§ SHORT PROBLEM
Find the string "Other" in the listing and report every line that has it.

>> Start SUPPLIED ENTRIES

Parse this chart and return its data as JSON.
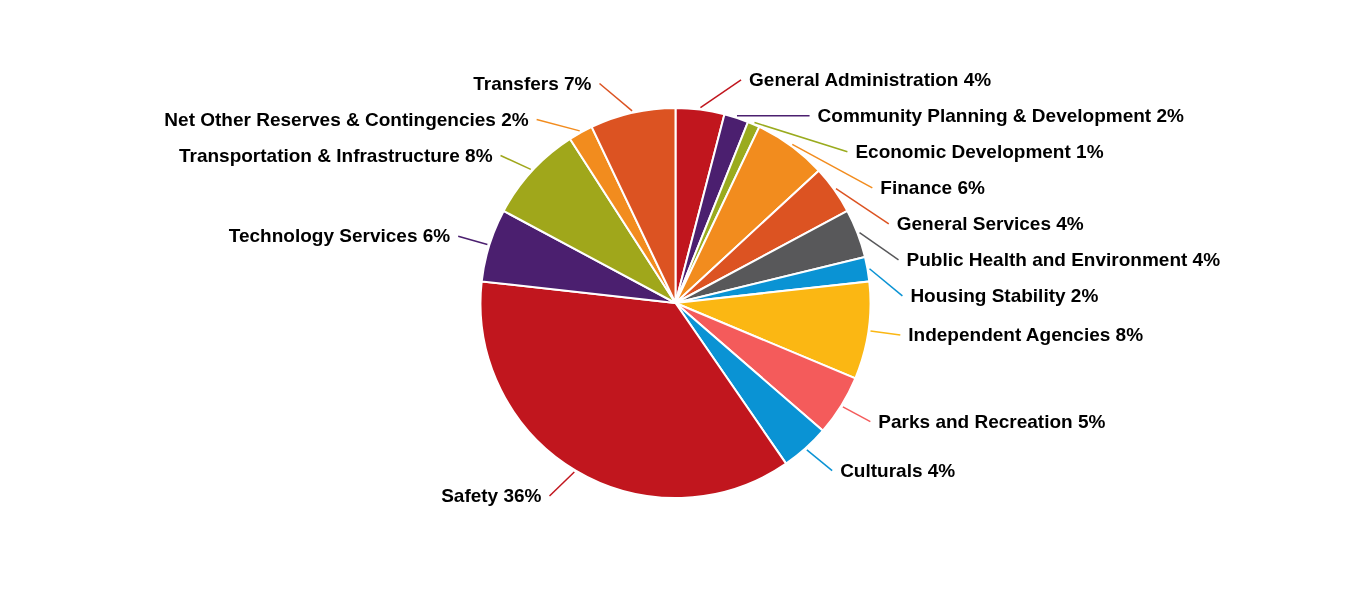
{
  "chart_data": {
    "type": "pie",
    "categories": [
      "General Administration",
      "Community Planning & Development",
      "Economic Development",
      "Finance",
      "General Services",
      "Public Health and Environment",
      "Housing Stability",
      "Independent Agencies",
      "Parks and Recreation",
      "Culturals",
      "Safety",
      "Technology Services",
      "Transportation & Infrastructure",
      "Net Other Reserves & Contingencies",
      "Transfers"
    ],
    "values": [
      4,
      2,
      1,
      6,
      4,
      4,
      2,
      8,
      5,
      4,
      36,
      6,
      8,
      2,
      7
    ],
    "value_labels": [
      "4%",
      "2%",
      "1%",
      "6%",
      "4%",
      "4%",
      "2%",
      "8%",
      "5%",
      "4%",
      "36%",
      "6%",
      "8%",
      "2%",
      "7%"
    ],
    "colors": [
      "#c1161e",
      "#4b1f6f",
      "#9aab1e",
      "#f28c1e",
      "#dc5322",
      "#58585a",
      "#0a93d4",
      "#fbb713",
      "#f45b5b",
      "#0a93d4",
      "#c1161e",
      "#4b1f6f",
      "#a0a71b",
      "#f28c1e",
      "#dc5322"
    ]
  }
}
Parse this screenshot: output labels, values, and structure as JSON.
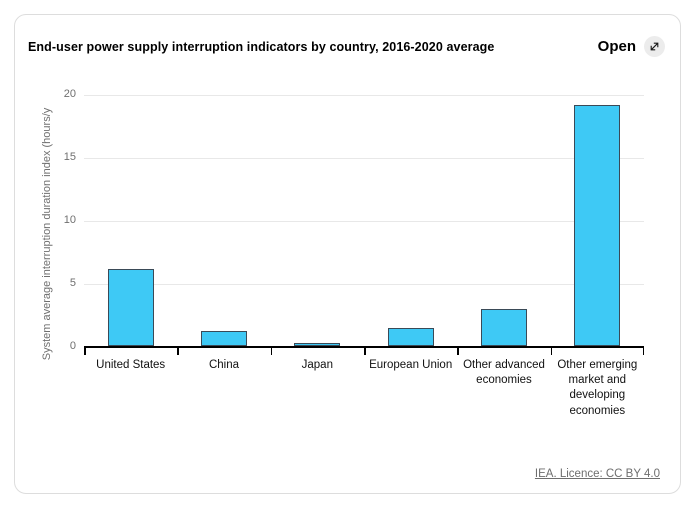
{
  "card": {
    "title": "End-user power supply interruption indicators by country, 2016-2020 average",
    "open_button": {
      "label": "Open",
      "icon": "diagonal-expand-arrow"
    },
    "footer": {
      "link_text": "IEA. Licence: CC BY 4.0"
    }
  },
  "colors": {
    "bar_fill": "#3ec9f5",
    "bar_border": "#3a4a57",
    "gridline": "#e8e8e8",
    "axis_line": "#000000",
    "y_tick_label": "#6f6f6f",
    "x_tick_label": "#111111",
    "y_axis_label": "#6f6f6f",
    "footer_link": "#6e6e6e",
    "card_border": "#dddddd",
    "open_circle_bg": "#ececec"
  },
  "chart_data": {
    "type": "bar",
    "title": "End-user power supply interruption indicators by country, 2016-2020 average",
    "categories": [
      "United States",
      "China",
      "Japan",
      "European Union",
      "Other advanced economies",
      "Other emerging market and developing economies"
    ],
    "values": [
      6.1,
      1.2,
      0.2,
      1.4,
      2.9,
      19.1
    ],
    "xlabel": "",
    "ylabel": "System average interruption duration index (hours/y",
    "ylim": [
      0,
      20
    ],
    "yticks": [
      0,
      5,
      10,
      15,
      20
    ],
    "grid": true,
    "legend": false
  }
}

>> End SUPPLIED ENTRIES

§ COMPLETED TASK
      "Net Other Reserves & Contingencies",
      "Other advanced economies",
      "Other emerging market and developing economies"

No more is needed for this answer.